--- Data in this exercise ---

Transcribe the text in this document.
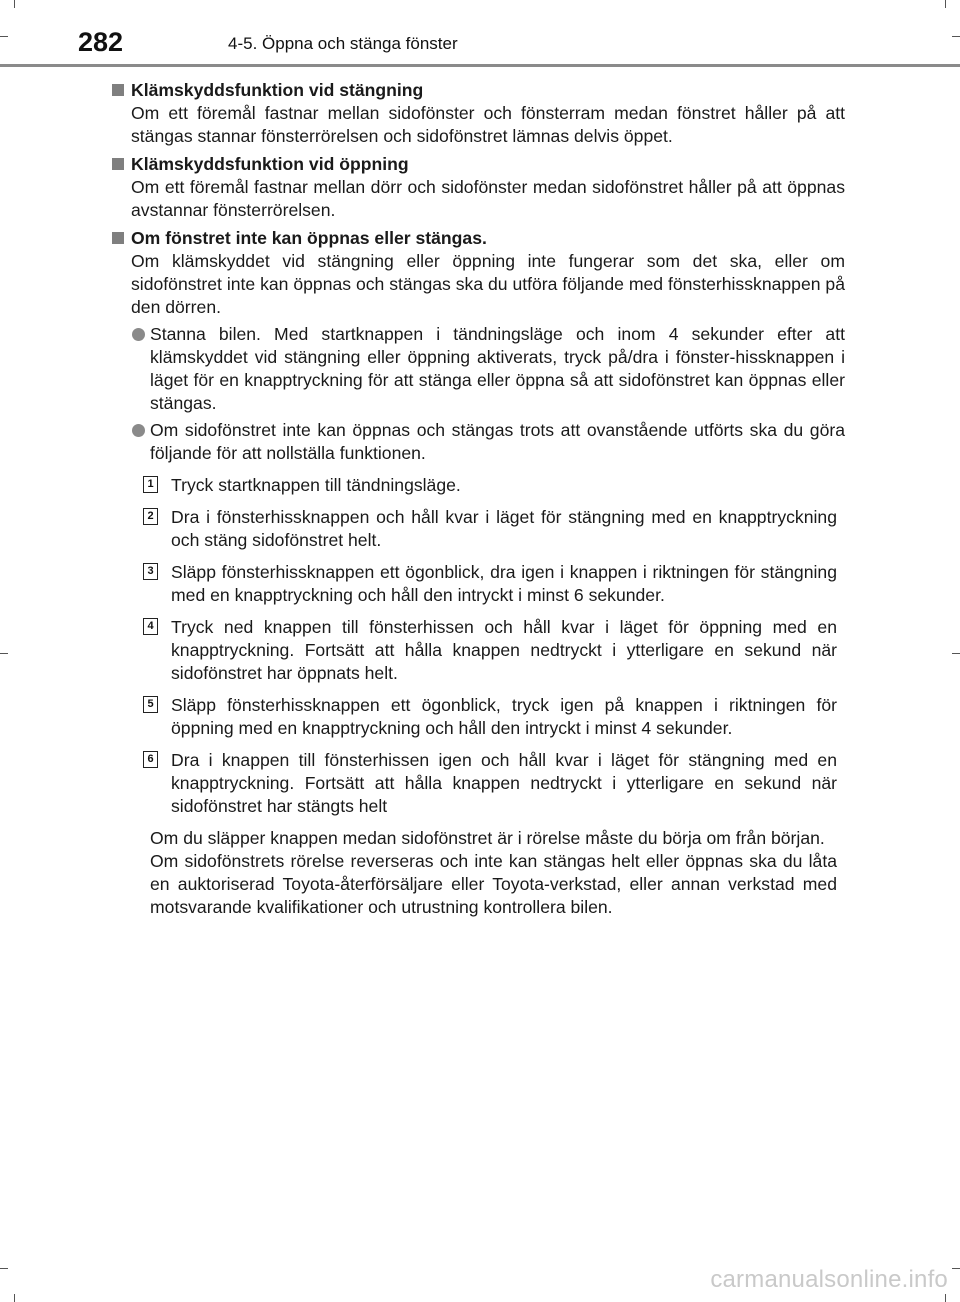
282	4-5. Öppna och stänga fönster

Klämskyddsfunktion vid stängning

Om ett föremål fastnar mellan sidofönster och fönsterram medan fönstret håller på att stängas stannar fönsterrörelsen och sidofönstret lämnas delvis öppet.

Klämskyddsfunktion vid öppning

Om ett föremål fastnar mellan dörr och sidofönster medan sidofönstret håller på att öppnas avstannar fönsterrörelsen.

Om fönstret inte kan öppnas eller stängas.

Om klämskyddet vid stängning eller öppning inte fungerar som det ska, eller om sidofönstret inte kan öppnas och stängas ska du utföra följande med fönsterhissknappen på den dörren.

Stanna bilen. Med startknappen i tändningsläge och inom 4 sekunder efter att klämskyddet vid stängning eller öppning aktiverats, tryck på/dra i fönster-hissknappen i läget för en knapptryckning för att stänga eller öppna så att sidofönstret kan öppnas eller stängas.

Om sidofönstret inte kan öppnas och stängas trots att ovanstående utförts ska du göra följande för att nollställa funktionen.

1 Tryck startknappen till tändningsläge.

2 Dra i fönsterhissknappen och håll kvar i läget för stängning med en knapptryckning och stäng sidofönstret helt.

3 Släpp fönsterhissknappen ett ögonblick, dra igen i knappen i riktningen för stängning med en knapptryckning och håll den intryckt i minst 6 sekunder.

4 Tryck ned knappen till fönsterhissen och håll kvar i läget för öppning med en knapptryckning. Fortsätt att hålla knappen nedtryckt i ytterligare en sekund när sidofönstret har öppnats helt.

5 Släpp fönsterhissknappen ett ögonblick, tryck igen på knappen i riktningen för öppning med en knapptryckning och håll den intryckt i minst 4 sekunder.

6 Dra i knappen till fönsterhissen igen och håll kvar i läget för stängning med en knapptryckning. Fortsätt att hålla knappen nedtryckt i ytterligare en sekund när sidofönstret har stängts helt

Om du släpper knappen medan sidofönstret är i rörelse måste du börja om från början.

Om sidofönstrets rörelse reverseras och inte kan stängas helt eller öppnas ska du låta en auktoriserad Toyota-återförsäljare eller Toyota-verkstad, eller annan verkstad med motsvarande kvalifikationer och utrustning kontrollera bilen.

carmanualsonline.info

---
--- Data in this exercise ---

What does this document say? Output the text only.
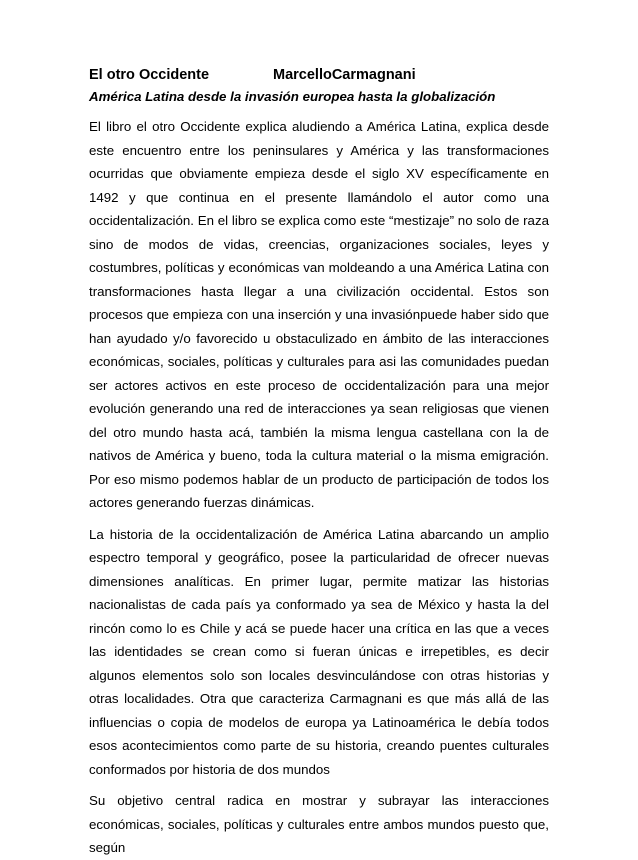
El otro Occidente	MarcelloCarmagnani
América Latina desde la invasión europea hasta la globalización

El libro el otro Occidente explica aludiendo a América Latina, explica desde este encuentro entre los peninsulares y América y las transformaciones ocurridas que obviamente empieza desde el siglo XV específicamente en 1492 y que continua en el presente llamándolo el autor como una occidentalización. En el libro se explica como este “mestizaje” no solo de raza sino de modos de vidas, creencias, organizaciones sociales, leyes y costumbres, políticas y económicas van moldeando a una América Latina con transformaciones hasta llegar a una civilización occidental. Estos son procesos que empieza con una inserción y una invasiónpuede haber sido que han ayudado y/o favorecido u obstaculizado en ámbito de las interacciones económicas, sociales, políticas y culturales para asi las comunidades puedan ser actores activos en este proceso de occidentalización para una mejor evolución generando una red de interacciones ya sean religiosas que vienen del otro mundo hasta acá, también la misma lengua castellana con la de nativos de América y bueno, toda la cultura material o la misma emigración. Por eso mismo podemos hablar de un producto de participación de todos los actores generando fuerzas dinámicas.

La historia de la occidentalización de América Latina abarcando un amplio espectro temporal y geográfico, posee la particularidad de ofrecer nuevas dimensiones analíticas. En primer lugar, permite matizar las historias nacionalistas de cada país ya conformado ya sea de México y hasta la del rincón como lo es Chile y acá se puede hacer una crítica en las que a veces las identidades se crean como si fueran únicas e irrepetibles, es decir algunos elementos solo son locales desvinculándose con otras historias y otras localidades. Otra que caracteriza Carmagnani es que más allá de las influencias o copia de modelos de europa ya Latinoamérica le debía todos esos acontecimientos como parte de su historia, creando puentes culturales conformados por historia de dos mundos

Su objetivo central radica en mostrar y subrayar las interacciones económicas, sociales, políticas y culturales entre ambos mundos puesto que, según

---

**Problem statement**:
Filter the entries down to the lines with the word "intryckt" in them.

**Answer in full**:
3 Släpp fönsterhissknappen ett ögonblick, dra igen i knappen i riktningen för stängning med en knapptryckning och håll den intryckt i minst 6 sekunder.
5 Släpp fönsterhissknappen ett ögonblick, tryck igen på knappen i riktningen för öppning med en knapptryckning och håll den intryckt i minst 4 sekunder.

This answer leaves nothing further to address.